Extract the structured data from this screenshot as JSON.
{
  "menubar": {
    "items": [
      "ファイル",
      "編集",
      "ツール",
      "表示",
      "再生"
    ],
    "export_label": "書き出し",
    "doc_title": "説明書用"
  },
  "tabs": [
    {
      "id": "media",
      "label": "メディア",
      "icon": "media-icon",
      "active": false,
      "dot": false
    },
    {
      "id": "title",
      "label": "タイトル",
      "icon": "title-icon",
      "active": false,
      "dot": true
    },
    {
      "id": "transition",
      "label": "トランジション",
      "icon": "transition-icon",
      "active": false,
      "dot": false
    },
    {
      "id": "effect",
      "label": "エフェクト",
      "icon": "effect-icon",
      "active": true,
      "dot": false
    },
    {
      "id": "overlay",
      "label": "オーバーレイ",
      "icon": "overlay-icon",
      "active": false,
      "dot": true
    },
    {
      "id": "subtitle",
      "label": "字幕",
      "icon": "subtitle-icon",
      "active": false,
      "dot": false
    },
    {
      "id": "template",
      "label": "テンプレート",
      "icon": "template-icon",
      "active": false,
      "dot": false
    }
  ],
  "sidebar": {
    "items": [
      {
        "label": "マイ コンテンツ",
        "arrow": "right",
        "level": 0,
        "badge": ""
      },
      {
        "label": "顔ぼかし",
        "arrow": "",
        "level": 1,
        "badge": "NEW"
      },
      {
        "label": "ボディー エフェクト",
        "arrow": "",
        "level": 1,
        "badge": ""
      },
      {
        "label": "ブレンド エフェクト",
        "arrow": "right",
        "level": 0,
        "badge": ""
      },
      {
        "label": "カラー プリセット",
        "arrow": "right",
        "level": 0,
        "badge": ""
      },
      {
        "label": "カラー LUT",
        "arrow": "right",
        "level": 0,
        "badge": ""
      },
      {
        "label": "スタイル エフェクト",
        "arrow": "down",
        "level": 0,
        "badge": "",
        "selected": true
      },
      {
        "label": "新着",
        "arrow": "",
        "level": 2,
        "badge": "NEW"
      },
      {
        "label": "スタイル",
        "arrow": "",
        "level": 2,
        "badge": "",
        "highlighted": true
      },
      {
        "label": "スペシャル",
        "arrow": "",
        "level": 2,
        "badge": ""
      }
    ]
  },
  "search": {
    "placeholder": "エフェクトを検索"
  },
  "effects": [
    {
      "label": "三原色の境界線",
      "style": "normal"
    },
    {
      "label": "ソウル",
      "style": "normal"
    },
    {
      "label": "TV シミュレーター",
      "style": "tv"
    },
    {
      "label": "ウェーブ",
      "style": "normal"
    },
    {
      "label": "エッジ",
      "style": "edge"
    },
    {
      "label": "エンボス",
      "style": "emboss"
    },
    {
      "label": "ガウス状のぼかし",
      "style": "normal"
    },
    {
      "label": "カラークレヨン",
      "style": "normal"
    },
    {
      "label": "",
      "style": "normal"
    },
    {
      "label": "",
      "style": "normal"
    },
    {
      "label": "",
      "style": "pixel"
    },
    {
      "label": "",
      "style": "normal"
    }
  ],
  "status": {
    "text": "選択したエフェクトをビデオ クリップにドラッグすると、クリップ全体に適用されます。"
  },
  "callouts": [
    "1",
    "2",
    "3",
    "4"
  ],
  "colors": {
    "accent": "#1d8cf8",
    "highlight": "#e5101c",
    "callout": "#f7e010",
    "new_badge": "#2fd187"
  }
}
——
◆ **Work instructions**:
Each record must be repeated exactly as it is.

◆ **Result of the task**:
Extract the structured data from this screenshot as JSON.
{
  "menubar": {
    "items": [
      "ファイル",
      "編集",
      "ツール",
      "表示",
      "再生"
    ],
    "export_label": "書き出し",
    "doc_title": "説明書用"
  },
  "tabs": [
    {
      "id": "media",
      "label": "メディア",
      "icon": "media-icon",
      "active": false,
      "dot": false
    },
    {
      "id": "title",
      "label": "タイトル",
      "icon": "title-icon",
      "active": false,
      "dot": true
    },
    {
      "id": "transition",
      "label": "トランジション",
      "icon": "transition-icon",
      "active": false,
      "dot": false
    },
    {
      "id": "effect",
      "label": "エフェクト",
      "icon": "effect-icon",
      "active": true,
      "dot": false
    },
    {
      "id": "overlay",
      "label": "オーバーレイ",
      "icon": "overlay-icon",
      "active": false,
      "dot": true
    },
    {
      "id": "subtitle",
      "label": "字幕",
      "icon": "subtitle-icon",
      "active": false,
      "dot": false
    },
    {
      "id": "template",
      "label": "テンプレート",
      "icon": "template-icon",
      "active": false,
      "dot": false
    }
  ],
  "sidebar": {
    "items": [
      {
        "label": "マイ コンテンツ",
        "arrow": "right",
        "level": 0,
        "badge": ""
      },
      {
        "label": "顔ぼかし",
        "arrow": "",
        "level": 1,
        "badge": "NEW"
      },
      {
        "label": "ボディー エフェクト",
        "arrow": "",
        "level": 1,
        "badge": ""
      },
      {
        "label": "ブレンド エフェクト",
        "arrow": "right",
        "level": 0,
        "badge": ""
      },
      {
        "label": "カラー プリセット",
        "arrow": "right",
        "level": 0,
        "badge": ""
      },
      {
        "label": "カラー LUT",
        "arrow": "right",
        "level": 0,
        "badge": ""
      },
      {
        "label": "スタイル エフェクト",
        "arrow": "down",
        "level": 0,
        "badge": "",
        "selected": true
      },
      {
        "label": "新着",
        "arrow": "",
        "level": 2,
        "badge": "NEW"
      },
      {
        "label": "スタイル",
        "arrow": "",
        "level": 2,
        "badge": "",
        "highlighted": true
      },
      {
        "label": "スペシャル",
        "arrow": "",
        "level": 2,
        "badge": ""
      }
    ]
  },
  "search": {
    "placeholder": "エフェクトを検索"
  },
  "effects": [
    {
      "label": "三原色の境界線",
      "style": "normal"
    },
    {
      "label": "ソウル",
      "style": "normal"
    },
    {
      "label": "TV シミュレーター",
      "style": "tv"
    },
    {
      "label": "ウェーブ",
      "style": "normal"
    },
    {
      "label": "エッジ",
      "style": "edge"
    },
    {
      "label": "エンボス",
      "style": "emboss"
    },
    {
      "label": "ガウス状のぼかし",
      "style": "normal"
    },
    {
      "label": "カラークレヨン",
      "style": "normal"
    },
    {
      "label": "",
      "style": "normal"
    },
    {
      "label": "",
      "style": "normal"
    },
    {
      "label": "",
      "style": "pixel"
    },
    {
      "label": "",
      "style": "normal"
    }
  ],
  "status": {
    "text": "選択したエフェクトをビデオ クリップにドラッグすると、クリップ全体に適用されます。"
  },
  "callouts": [
    "1",
    "2",
    "3",
    "4"
  ],
  "colors": {
    "accent": "#1d8cf8",
    "highlight": "#e5101c",
    "callout": "#f7e010",
    "new_badge": "#2fd187"
  }
}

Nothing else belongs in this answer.